YOUR OBJECTIVE:
Reply with one number only, the count of lines holding the string "impositiva".

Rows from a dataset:
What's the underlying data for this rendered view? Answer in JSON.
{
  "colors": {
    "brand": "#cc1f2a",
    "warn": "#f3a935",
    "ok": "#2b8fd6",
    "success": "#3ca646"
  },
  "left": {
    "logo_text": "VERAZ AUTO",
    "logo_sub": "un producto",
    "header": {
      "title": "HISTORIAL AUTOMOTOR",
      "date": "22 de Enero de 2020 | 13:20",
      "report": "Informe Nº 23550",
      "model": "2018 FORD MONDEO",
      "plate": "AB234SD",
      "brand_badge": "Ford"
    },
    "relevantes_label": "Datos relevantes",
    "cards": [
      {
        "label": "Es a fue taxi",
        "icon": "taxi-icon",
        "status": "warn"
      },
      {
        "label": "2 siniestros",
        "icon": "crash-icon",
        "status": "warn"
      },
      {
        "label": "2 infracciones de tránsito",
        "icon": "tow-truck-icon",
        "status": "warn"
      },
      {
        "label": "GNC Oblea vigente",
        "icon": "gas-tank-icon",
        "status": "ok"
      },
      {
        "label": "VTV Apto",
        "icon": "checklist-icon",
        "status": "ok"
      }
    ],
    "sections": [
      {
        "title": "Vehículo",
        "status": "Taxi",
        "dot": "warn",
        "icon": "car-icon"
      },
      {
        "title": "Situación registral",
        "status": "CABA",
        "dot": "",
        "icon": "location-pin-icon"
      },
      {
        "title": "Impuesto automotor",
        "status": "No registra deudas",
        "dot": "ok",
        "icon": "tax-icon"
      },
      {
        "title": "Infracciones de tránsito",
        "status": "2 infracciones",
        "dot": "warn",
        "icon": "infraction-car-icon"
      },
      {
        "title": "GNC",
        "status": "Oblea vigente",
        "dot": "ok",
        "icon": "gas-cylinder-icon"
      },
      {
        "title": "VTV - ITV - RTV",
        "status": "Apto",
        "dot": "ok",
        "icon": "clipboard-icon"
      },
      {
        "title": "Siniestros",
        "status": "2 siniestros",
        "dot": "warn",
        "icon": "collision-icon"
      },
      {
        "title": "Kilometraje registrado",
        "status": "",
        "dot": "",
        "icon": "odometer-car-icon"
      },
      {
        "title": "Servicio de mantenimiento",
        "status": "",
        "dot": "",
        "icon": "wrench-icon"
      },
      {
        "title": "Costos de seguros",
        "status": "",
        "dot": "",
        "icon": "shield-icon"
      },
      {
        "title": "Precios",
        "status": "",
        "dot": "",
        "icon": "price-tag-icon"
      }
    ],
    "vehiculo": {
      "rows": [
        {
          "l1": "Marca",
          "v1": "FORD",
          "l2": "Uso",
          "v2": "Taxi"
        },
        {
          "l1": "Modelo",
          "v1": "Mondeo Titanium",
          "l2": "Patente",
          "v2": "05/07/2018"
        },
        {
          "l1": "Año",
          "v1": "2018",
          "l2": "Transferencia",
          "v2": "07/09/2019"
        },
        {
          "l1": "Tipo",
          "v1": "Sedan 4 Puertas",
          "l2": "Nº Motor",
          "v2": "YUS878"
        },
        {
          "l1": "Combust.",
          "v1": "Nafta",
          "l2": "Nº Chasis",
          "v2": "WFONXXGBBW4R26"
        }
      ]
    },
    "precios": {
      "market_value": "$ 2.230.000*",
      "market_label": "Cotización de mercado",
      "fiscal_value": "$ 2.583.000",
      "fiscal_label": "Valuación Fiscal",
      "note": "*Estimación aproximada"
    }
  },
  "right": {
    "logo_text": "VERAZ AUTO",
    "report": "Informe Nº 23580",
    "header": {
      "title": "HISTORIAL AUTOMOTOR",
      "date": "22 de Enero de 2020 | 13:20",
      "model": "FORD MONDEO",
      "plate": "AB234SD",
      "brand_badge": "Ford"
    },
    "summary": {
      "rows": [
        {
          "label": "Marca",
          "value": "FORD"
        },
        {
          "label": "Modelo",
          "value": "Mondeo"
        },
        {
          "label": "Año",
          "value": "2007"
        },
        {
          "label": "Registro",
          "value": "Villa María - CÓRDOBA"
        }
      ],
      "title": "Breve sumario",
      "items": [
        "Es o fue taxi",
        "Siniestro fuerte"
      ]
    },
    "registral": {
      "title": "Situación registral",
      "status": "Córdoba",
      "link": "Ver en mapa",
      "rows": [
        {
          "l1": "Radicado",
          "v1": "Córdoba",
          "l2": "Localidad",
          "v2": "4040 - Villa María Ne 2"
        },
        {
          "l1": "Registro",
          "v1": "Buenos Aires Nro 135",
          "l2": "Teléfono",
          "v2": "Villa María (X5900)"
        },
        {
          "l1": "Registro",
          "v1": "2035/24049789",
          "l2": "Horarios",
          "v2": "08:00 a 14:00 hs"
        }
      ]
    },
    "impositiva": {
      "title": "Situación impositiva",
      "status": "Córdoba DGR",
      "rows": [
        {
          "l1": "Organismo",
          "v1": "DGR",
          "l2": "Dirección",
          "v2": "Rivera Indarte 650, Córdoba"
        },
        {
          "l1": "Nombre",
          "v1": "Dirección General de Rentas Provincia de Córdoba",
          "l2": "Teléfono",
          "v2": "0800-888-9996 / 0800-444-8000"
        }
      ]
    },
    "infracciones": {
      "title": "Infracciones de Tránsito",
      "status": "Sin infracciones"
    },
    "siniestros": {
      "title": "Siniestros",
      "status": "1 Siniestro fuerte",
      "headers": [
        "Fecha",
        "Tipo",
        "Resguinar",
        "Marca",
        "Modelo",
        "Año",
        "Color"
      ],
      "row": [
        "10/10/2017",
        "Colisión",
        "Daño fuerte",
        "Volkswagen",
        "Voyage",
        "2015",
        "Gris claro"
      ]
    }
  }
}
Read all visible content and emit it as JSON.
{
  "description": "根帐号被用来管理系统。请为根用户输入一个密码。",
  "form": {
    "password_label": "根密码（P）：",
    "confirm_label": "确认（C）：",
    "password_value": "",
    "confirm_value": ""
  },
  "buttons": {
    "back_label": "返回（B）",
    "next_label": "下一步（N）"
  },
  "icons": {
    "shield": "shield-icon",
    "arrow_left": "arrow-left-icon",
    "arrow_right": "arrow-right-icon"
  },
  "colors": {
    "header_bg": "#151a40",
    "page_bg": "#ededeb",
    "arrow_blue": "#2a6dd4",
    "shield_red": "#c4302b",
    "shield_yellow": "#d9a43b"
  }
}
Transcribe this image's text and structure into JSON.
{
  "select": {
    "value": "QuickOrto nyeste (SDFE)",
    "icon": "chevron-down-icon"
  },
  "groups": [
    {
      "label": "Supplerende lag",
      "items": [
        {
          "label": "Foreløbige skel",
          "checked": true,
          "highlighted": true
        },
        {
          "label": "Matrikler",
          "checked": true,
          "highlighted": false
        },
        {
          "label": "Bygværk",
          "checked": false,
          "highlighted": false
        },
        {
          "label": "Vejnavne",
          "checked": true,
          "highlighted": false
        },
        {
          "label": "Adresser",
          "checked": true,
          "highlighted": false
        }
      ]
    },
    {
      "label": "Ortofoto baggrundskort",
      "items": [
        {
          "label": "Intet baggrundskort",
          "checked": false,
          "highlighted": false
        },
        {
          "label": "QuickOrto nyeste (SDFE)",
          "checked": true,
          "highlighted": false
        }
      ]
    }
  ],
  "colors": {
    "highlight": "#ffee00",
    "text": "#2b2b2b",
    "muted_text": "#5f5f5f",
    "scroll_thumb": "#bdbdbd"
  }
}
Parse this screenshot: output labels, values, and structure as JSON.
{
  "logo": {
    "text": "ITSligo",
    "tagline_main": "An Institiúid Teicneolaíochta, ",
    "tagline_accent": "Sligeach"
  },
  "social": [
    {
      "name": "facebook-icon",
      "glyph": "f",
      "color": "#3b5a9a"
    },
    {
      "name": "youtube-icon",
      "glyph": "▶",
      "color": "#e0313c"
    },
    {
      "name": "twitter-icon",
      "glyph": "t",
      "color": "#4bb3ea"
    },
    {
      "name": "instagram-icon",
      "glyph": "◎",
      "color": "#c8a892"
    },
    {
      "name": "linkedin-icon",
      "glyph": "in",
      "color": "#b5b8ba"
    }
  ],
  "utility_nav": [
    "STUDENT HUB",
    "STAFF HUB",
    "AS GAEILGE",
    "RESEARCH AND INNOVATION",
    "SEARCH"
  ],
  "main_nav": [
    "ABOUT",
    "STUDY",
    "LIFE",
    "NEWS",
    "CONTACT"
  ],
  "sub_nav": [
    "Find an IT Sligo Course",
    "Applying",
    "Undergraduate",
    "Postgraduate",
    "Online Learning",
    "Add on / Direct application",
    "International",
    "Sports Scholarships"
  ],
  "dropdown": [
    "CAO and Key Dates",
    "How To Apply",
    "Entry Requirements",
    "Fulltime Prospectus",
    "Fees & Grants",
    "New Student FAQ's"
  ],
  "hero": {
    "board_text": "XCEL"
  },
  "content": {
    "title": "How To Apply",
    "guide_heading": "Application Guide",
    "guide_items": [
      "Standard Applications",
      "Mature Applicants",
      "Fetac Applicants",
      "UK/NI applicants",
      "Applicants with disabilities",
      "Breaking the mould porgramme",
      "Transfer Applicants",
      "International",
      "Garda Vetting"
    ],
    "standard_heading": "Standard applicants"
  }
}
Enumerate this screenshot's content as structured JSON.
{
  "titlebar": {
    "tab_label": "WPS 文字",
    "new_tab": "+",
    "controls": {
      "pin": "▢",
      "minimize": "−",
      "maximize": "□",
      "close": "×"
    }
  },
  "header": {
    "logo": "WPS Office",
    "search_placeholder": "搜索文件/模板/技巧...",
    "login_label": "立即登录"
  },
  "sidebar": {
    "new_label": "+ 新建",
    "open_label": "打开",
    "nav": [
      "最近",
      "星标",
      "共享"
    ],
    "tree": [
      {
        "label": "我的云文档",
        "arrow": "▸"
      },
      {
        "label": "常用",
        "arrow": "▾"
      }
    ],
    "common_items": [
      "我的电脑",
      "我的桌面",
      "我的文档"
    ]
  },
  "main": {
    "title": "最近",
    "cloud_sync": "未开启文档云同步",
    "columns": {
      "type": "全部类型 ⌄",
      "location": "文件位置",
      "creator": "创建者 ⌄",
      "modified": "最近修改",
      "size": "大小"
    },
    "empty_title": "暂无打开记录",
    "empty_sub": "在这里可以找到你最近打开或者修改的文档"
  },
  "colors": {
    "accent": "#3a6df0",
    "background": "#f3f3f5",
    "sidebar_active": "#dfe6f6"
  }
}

EXERCISE RESPONSE:
2